= TASK GOAL =
Please report every line from the material that contains the word "this".
....
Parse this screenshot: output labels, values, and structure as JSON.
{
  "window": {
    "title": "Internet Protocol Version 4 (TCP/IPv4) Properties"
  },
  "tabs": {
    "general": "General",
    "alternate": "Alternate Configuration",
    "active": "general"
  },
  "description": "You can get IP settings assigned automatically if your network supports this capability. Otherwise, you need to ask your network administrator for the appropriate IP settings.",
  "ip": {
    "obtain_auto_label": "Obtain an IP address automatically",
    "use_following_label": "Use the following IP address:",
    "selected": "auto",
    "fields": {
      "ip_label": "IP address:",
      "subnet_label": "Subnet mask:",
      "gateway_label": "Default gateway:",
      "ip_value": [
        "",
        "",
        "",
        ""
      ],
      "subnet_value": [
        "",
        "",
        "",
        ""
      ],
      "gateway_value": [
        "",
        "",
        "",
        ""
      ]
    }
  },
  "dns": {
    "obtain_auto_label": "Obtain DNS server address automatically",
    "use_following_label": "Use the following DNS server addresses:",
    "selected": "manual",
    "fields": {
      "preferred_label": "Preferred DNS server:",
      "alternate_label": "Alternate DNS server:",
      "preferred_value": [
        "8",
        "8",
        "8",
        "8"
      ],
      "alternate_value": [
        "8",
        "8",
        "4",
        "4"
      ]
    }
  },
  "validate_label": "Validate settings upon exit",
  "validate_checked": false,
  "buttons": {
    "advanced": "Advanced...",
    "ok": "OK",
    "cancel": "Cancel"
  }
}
....
= SOLUTION TO THE EXERCISE =
Parse this screenshot: output labels, values, and structure as JSON.
  "description": "You can get IP settings assigned automatically if your network supports this capability. Otherwise, you need to ask your network administrator for the appropriate IP settings.",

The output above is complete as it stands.